• [Texto fuente]
++++++

Un ejemplo aclarará la idea: si voy manejando por la carretera y un automóvil que viene en sentido contrario me hace un juego de luces (las prende y apaga repetidamente), yo puedo creer que ese juego de luces «significa algo» aunque no sepa exactamente qué, o puedo creer que no significa nada. Si un kilómetro más tarde veo un carro policía con un radar que mide la velocidad, puedo atar el juego de luces a la indicación de que reduzca la velocidad porque hay un policía más adelante. Eso es un significante, una promesa de significado, una marca sensorial que en algún momento puedo canjear por otra cosa. Pero hay algo esencial que este ejemplo ilustra y es que hay una distancia, un diferido, entre el significante y el significado. La conexión no es inmediata. A pesar de la visualidad inherente del ejemplo, lo importante en él es el trabajo de la conexión entre significante y significado que se expresa como este diferido en espacio y tiempo y que constituye la verbalidad del proceso. Hablamos de significado como si supiéramos lo que es, pero en verdad no es claro qué pueda serlo. Cierto, decimos que la palabra perro tiene significado y que trumo no lo tiene, pero es difícil convenir en una noción de significado más allá de ciertas vaguedades como «es un concepto, es una idea… ». Algo sabemos, sin embargo. Por ejemplo, los significados no están hechos de marcas sensoriales (ni de sus huellas). Esto parece tautológico porque parece querer decir solamente que los significados no son significantes, pero esto es importante de recalcar: los significados no son significantes. Puesto en términos más dramáticos, pero no por ello menos exactos: los significados no son verbales, son visuales, es decir, son los resultados de procesos. Esta es la idea que debemos tener en cuenta, la de la distancia entre significante y significado. Si la distancia tiende a cero, la época será visual; si tiende hacia el infinito, será verbal. Es por ello que en este sentido de verbal (el sentido en el cual el significado no es verbal), el juego de luces del ejemplo anterior es verbal y los significados son visuales.

++++++

• [Material proporcionado]
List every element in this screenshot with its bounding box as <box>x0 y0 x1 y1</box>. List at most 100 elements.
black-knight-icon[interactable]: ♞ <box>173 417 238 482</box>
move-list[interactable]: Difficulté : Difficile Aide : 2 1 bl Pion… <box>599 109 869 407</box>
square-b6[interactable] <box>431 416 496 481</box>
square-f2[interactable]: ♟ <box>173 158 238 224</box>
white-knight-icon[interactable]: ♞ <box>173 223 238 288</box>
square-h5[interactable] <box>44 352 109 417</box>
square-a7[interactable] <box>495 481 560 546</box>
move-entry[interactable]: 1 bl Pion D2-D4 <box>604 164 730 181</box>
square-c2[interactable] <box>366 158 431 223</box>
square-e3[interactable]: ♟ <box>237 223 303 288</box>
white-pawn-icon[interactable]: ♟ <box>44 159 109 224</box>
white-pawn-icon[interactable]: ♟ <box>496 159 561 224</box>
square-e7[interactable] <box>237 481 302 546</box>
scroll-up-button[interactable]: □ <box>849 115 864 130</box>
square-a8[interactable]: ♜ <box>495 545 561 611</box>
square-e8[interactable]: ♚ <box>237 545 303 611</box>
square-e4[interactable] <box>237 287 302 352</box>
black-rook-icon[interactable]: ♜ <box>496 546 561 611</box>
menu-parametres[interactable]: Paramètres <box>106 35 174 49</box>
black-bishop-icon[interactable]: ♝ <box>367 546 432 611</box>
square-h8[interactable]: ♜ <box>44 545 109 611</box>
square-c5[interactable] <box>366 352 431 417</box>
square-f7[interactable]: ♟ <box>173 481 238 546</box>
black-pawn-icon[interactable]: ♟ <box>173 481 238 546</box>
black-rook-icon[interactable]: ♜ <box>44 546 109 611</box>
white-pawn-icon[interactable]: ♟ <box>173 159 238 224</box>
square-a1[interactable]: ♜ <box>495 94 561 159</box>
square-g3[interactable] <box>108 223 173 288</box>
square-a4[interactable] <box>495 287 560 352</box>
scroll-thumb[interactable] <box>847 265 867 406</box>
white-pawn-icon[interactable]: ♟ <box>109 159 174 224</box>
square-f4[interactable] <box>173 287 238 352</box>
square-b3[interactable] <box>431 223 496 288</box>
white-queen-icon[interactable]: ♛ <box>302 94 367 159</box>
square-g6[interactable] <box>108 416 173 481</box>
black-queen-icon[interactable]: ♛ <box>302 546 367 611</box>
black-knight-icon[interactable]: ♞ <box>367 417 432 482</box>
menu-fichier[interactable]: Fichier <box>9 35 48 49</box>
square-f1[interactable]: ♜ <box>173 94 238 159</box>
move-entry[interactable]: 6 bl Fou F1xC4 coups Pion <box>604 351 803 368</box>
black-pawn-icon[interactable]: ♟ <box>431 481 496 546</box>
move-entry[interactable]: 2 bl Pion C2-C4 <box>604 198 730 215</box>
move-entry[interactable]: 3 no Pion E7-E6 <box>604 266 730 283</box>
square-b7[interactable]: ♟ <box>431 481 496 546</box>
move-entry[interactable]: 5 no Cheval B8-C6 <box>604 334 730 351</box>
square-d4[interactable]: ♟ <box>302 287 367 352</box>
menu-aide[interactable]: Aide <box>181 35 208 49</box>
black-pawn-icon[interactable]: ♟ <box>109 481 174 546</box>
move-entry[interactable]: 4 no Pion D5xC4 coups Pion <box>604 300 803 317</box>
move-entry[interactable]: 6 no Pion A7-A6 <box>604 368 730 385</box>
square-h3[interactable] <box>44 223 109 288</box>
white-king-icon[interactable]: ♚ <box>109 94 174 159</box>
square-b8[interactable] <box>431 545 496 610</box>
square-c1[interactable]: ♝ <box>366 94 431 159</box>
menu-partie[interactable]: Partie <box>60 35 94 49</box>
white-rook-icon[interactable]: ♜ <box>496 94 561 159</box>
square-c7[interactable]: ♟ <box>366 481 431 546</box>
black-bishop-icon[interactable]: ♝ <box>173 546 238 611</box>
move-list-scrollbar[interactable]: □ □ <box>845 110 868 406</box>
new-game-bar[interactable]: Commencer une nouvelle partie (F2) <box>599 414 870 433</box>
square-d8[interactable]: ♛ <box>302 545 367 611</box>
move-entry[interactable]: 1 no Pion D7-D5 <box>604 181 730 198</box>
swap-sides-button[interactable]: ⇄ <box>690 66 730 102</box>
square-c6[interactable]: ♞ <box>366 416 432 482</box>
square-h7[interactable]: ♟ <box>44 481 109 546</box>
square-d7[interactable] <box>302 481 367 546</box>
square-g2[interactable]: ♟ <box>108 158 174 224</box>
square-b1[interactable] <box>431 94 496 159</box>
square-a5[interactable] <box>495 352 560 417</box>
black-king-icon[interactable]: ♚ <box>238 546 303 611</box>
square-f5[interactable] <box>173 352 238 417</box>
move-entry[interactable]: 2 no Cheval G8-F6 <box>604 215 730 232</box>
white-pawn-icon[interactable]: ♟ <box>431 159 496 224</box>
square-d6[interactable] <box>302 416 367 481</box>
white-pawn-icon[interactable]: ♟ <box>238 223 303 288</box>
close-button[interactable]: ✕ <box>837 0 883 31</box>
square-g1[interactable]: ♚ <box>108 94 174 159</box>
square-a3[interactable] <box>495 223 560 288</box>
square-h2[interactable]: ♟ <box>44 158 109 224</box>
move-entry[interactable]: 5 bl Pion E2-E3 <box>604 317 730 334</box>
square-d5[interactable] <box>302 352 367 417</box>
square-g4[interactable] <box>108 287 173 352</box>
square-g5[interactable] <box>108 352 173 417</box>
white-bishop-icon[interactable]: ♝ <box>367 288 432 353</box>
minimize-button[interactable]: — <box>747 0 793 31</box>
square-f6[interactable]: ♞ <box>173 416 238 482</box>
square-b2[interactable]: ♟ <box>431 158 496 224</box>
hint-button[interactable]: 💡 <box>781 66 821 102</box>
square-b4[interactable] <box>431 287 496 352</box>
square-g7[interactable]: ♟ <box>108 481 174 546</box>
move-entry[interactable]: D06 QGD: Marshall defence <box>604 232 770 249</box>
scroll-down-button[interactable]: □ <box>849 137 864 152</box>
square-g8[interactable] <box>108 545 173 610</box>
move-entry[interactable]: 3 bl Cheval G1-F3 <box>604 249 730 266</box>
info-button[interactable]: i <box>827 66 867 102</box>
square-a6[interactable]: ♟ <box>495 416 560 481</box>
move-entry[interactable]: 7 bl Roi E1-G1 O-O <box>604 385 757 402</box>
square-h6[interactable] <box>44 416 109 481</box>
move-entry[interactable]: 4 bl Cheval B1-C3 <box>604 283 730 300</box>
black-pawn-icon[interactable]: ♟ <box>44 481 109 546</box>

++++++

• [Tareas del ejercicio]
a) Responda, a partir del texto sobre significante y significado, las siguientes preguntas:
(i) En el ejemplo de la carretera, ¿qué ve el conductor un kilómetro más tarde?
(ii) ¿Qué palabra se menciona como ejemplo de una que no tiene significado?
(iii) Si la distancia entre significante y significado tiende a cero, ¿cómo será la época?
b) Resuma en dos oraciones el texto sobre significante y significado.
c) Prosiga el texto sobre significante y significado a partir de su última oración.

• [Respuestas del ejercicio]
a)
(i) Un carro policía con un radar que mide la velocidad.
(ii) Trumo.
(iii) Visual.

b) Mediante el ejemplo de un juego de luces en la carretera que luego se asocia a la presencia de un policía, el texto muestra que entre significante y significado hay una distancia, un diferido en espacio y tiempo. Sostiene además que los significados no son significantes sino visuales, y que una época será visual si esa distancia tiende a cero y verbal si tiende hacia el infinito.

c)
Corolario: los significados no son las palabras que aparecen a la derecha de una entrada léxica en un diccionario. La definición de una palabra es simplemente un montón de significantes.

¿Produce lo visual pensamiento? El propio Gombrich lo dudaba. Siguiendo el modelo Bühler-Jakobson de las funciones comunicativas, Gombrich sostiene que lo visual trabaja sobre las funciones enfocadas en el emisor (emotividad) y en el receptor (afectividad), pero no, crucialmente, sobre la función referencial centrada en el mensaje mismo. Hay un doble sentido en el que esto es cierto. Primero en términos del sentido normal de la distinción verbal/visual, cuando parece que el mensaje visual es referencial; por ejemplo, una señal de tránsito tal como una luz roja, la imagen visual funciona solamente si se apoya en una imagen verbal, «pare». Lo visual es emotivo y afectivo, pero no es referencial, aunque parezca. Cuando el viejo dicho de «una imagen vale por mil palabras» es cierto, lo es porque esa imagen está sostenida a su vez sobre mil palabras que la hacen posible; es decir, la imagen está sostenida sobre mil palabras que permiten leerla.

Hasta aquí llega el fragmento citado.